[Begin]

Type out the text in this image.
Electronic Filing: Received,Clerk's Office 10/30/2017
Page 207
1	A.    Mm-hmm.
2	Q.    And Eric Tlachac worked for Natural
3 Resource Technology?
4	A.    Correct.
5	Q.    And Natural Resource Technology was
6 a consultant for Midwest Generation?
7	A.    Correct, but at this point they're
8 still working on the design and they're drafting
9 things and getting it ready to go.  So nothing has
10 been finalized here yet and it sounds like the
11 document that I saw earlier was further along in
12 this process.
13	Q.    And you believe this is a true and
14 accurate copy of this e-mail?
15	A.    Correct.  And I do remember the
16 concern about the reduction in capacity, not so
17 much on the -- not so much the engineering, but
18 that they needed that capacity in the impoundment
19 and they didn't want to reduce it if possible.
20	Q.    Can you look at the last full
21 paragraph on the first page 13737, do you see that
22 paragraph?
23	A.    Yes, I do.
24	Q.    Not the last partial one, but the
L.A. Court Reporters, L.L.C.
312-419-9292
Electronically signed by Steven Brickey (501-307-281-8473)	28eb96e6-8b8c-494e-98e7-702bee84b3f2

[End]
[Begin]

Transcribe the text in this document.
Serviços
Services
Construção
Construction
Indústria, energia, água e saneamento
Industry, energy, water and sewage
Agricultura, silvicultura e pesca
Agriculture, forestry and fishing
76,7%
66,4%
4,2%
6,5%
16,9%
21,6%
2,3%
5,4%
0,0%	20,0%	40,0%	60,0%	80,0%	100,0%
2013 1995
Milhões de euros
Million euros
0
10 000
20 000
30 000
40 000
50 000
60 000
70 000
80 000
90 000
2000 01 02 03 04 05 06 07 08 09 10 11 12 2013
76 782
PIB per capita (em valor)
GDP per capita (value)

[End]

** Description of the task **
Identify every line above that includes the word "capita", and show those lines.

** Response **
PIB per capita (em valor)
GDP per capita (value)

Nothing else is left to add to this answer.